• [Exercise description]: All of the entries need to be written out again, exactly as they are.

• [Input for this task]:
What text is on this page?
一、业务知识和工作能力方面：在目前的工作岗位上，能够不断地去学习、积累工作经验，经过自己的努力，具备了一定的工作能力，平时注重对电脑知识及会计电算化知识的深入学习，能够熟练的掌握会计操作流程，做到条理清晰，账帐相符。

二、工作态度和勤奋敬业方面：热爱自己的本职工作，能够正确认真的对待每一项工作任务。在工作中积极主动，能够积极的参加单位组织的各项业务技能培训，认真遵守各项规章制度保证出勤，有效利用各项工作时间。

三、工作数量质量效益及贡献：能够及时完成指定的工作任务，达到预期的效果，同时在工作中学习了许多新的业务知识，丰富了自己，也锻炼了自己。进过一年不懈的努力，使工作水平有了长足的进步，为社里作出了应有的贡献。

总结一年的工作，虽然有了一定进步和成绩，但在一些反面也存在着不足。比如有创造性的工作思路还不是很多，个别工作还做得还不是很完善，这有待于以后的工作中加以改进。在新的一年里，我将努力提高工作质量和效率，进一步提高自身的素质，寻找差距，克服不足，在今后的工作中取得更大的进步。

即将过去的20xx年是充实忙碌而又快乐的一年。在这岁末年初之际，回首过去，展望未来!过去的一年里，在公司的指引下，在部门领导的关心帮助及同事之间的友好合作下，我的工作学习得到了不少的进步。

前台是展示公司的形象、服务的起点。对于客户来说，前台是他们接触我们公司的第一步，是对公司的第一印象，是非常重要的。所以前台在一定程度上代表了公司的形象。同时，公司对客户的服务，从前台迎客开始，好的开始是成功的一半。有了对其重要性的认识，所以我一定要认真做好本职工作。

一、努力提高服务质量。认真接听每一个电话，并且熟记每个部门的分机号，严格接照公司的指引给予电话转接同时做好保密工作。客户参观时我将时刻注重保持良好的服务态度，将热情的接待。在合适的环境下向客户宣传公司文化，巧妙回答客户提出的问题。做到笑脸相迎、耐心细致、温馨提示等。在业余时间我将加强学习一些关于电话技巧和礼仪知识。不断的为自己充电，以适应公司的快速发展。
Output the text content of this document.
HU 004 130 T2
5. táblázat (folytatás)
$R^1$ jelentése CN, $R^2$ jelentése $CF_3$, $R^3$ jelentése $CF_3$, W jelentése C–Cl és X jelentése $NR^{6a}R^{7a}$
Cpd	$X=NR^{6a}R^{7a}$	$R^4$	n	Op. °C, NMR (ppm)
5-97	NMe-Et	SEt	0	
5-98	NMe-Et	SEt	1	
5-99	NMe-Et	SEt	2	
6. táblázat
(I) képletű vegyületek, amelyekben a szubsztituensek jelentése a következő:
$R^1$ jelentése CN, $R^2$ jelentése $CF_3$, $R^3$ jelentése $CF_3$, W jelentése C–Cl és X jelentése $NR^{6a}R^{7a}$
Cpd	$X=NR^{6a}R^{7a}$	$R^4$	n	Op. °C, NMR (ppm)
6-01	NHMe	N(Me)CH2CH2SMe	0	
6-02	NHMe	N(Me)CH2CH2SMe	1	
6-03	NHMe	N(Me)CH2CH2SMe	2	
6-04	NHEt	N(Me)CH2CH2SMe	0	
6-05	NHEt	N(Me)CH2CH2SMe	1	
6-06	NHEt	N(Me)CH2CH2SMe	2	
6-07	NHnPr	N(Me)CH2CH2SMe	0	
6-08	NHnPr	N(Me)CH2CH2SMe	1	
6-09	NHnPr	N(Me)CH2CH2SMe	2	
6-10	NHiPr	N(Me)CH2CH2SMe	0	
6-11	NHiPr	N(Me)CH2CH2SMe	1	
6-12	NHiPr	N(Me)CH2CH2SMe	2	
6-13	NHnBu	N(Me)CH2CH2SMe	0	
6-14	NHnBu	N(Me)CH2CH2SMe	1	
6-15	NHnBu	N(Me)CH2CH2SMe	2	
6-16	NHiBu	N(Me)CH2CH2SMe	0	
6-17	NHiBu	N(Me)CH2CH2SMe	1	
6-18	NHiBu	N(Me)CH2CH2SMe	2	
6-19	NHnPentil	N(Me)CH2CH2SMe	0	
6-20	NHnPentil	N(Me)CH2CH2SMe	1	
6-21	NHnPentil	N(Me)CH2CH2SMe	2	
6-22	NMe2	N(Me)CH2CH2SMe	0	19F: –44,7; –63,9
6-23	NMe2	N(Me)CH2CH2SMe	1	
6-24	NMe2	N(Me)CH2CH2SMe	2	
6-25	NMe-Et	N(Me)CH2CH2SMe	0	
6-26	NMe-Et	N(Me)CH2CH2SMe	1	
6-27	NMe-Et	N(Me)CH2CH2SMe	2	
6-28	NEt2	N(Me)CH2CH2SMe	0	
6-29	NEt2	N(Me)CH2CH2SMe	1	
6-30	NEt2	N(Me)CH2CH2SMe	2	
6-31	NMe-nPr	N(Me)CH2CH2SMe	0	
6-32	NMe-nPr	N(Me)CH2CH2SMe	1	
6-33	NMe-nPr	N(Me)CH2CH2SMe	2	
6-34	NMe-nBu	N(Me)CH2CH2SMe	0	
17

• [Written response]:
What text is on this page?
一、业务知识和工作能力方面：在目前的工作岗位上，能够不断地去学习、积累工作经验，经过自己的努力，具备了一定的工作能力，平时注重对电脑知识及会计电算化知识的深入学习，能够熟练的掌握会计操作流程，做到条理清晰，账帐相符。

二、工作态度和勤奋敬业方面：热爱自己的本职工作，能够正确认真的对待每一项工作任务。在工作中积极主动，能够积极的参加单位组织的各项业务技能培训，认真遵守各项规章制度保证出勤，有效利用各项工作时间。

三、工作数量质量效益及贡献：能够及时完成指定的工作任务，达到预期的效果，同时在工作中学习了许多新的业务知识，丰富了自己，也锻炼了自己。进过一年不懈的努力，使工作水平有了长足的进步，为社里作出了应有的贡献。

总结一年的工作，虽然有了一定进步和成绩，但在一些反面也存在着不足。比如有创造性的工作思路还不是很多，个别工作还做得还不是很完善，这有待于以后的工作中加以改进。在新的一年里，我将努力提高工作质量和效率，进一步提高自身的素质，寻找差距，克服不足，在今后的工作中取得更大的进步。

即将过去的20xx年是充实忙碌而又快乐的一年。在这岁末年初之际，回首过去，展望未来!过去的一年里，在公司的指引下，在部门领导的关心帮助及同事之间的友好合作下，我的工作学习得到了不少的进步。

前台是展示公司的形象、服务的起点。对于客户来说，前台是他们接触我们公司的第一步，是对公司的第一印象，是非常重要的。所以前台在一定程度上代表了公司的形象。同时，公司对客户的服务，从前台迎客开始，好的开始是成功的一半。有了对其重要性的认识，所以我一定要认真做好本职工作。

一、努力提高服务质量。认真接听每一个电话，并且熟记每个部门的分机号，严格接照公司的指引给予电话转接同时做好保密工作。客户参观时我将时刻注重保持良好的服务态度，将热情的接待。在合适的环境下向客户宣传公司文化，巧妙回答客户提出的问题。做到笑脸相迎、耐心细致、温馨提示等。在业余时间我将加强学习一些关于电话技巧和礼仪知识。不断的为自己充电，以适应公司的快速发展。
Output the text content of this document.
HU 004 130 T2
5. táblázat (folytatás)
$R^1$ jelentése CN, $R^2$ jelentése $CF_3$, $R^3$ jelentése $CF_3$, W jelentése C–Cl és X jelentése $NR^{6a}R^{7a}$
Cpd	$X=NR^{6a}R^{7a}$	$R^4$	n	Op. °C, NMR (ppm)
5-97	NMe-Et	SEt	0	
5-98	NMe-Et	SEt	1	
5-99	NMe-Et	SEt	2	
6. táblázat
(I) képletű vegyületek, amelyekben a szubsztituensek jelentése a következő:
$R^1$ jelentése CN, $R^2$ jelentése $CF_3$, $R^3$ jelentése $CF_3$, W jelentése C–Cl és X jelentése $NR^{6a}R^{7a}$
Cpd	$X=NR^{6a}R^{7a}$	$R^4$	n	Op. °C, NMR (ppm)
6-01	NHMe	N(Me)CH2CH2SMe	0	
6-02	NHMe	N(Me)CH2CH2SMe	1	
6-03	NHMe	N(Me)CH2CH2SMe	2	
6-04	NHEt	N(Me)CH2CH2SMe	0	
6-05	NHEt	N(Me)CH2CH2SMe	1	
6-06	NHEt	N(Me)CH2CH2SMe	2	
6-07	NHnPr	N(Me)CH2CH2SMe	0	
6-08	NHnPr	N(Me)CH2CH2SMe	1	
6-09	NHnPr	N(Me)CH2CH2SMe	2	
6-10	NHiPr	N(Me)CH2CH2SMe	0	
6-11	NHiPr	N(Me)CH2CH2SMe	1	
6-12	NHiPr	N(Me)CH2CH2SMe	2	
6-13	NHnBu	N(Me)CH2CH2SMe	0	
6-14	NHnBu	N(Me)CH2CH2SMe	1	
6-15	NHnBu	N(Me)CH2CH2SMe	2	
6-16	NHiBu	N(Me)CH2CH2SMe	0	
6-17	NHiBu	N(Me)CH2CH2SMe	1	
6-18	NHiBu	N(Me)CH2CH2SMe	2	
6-19	NHnPentil	N(Me)CH2CH2SMe	0	
6-20	NHnPentil	N(Me)CH2CH2SMe	1	
6-21	NHnPentil	N(Me)CH2CH2SMe	2	
6-22	NMe2	N(Me)CH2CH2SMe	0	19F: –44,7; –63,9
6-23	NMe2	N(Me)CH2CH2SMe	1	
6-24	NMe2	N(Me)CH2CH2SMe	2	
6-25	NMe-Et	N(Me)CH2CH2SMe	0	
6-26	NMe-Et	N(Me)CH2CH2SMe	1	
6-27	NMe-Et	N(Me)CH2CH2SMe	2	
6-28	NEt2	N(Me)CH2CH2SMe	0	
6-29	NEt2	N(Me)CH2CH2SMe	1	
6-30	NEt2	N(Me)CH2CH2SMe	2	
6-31	NMe-nPr	N(Me)CH2CH2SMe	0	
6-32	NMe-nPr	N(Me)CH2CH2SMe	1	
6-33	NMe-nPr	N(Me)CH2CH2SMe	2	
6-34	NMe-nBu	N(Me)CH2CH2SMe	0	
17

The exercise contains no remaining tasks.